[Items listed in a dataset]

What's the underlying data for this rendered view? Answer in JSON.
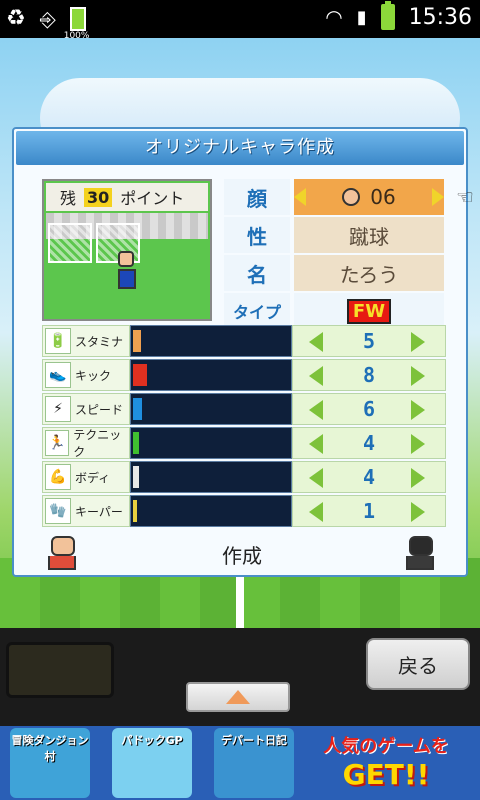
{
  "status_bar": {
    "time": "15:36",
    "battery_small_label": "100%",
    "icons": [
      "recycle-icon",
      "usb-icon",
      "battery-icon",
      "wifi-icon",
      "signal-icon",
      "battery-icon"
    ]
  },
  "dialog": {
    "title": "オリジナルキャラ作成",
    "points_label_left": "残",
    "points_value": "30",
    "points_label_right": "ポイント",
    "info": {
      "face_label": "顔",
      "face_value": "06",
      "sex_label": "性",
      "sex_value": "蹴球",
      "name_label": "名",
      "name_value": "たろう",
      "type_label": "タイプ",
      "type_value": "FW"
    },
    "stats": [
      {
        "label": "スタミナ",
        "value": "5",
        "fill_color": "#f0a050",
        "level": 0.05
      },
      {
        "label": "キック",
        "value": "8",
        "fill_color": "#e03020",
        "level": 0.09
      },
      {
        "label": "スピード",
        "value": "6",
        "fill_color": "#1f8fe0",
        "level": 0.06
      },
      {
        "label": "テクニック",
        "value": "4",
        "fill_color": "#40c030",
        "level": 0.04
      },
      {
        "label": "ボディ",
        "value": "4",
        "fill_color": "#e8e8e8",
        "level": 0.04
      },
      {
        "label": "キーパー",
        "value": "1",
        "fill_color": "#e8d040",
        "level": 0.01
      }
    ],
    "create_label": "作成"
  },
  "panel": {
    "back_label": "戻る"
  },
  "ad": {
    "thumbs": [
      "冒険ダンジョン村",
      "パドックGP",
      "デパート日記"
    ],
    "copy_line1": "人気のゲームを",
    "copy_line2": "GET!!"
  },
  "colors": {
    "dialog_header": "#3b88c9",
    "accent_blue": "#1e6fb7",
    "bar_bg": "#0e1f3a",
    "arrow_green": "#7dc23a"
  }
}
--
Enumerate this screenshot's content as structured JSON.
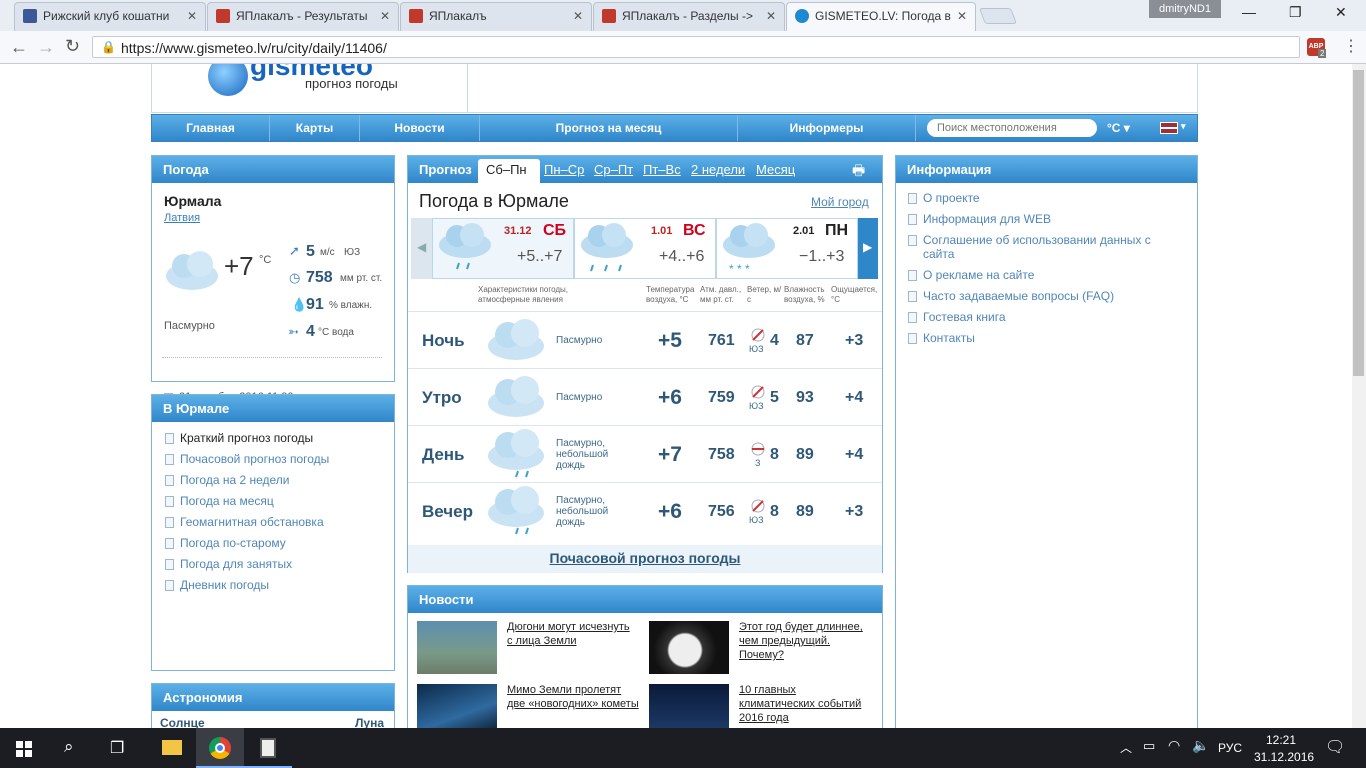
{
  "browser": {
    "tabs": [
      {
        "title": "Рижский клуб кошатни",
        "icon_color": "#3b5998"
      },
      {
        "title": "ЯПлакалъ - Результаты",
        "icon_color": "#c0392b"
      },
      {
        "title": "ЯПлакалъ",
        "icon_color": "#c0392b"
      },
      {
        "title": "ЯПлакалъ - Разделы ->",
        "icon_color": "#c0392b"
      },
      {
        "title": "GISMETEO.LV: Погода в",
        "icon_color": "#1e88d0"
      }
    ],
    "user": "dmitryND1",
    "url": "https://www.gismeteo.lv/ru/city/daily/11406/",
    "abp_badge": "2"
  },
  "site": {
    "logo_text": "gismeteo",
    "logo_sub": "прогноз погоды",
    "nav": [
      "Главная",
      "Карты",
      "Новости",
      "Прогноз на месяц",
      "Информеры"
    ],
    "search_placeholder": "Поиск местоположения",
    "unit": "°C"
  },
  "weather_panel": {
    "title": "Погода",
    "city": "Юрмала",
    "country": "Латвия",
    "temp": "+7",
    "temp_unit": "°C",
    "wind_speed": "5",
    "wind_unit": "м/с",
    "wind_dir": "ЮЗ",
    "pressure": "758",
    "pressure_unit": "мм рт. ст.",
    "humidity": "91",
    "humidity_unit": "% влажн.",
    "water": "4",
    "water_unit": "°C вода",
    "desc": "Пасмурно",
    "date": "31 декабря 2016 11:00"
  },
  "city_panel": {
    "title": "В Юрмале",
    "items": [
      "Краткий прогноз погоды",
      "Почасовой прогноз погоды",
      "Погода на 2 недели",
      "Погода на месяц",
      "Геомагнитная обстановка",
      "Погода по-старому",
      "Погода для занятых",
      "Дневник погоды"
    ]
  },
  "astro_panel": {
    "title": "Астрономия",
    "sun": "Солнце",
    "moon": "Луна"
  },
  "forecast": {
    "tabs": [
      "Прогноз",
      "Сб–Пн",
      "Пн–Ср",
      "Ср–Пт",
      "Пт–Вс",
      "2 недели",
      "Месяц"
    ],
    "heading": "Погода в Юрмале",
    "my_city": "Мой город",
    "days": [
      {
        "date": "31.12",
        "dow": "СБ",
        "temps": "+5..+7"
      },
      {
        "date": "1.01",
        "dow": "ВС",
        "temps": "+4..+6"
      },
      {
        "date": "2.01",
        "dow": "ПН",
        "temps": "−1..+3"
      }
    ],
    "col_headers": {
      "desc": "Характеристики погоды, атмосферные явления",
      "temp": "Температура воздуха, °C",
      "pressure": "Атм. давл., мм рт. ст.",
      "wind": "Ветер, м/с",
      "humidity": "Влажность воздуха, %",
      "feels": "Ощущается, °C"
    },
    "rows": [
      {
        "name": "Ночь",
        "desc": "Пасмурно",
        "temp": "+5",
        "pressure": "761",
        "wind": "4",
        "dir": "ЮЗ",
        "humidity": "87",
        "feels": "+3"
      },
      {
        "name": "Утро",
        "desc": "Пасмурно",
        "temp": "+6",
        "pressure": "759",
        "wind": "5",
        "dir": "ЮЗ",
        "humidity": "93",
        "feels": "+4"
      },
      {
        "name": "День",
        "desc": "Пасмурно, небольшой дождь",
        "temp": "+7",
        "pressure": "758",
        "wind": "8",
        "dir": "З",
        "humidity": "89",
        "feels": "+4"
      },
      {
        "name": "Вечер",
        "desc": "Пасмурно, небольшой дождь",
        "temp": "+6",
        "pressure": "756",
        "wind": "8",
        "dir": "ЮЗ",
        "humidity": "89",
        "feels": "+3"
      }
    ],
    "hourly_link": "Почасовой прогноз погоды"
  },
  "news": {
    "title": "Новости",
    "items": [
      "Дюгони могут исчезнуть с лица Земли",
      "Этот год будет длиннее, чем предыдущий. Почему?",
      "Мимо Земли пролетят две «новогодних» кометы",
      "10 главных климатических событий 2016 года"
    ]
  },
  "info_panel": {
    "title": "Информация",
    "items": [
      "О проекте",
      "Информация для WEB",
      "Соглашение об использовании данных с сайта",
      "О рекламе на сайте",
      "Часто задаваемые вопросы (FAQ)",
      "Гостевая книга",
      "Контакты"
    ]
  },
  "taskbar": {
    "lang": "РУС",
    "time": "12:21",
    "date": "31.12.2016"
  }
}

**Goal**:
Give only the number of lines in the data that hold the string "this".

**Exercise solution**:
2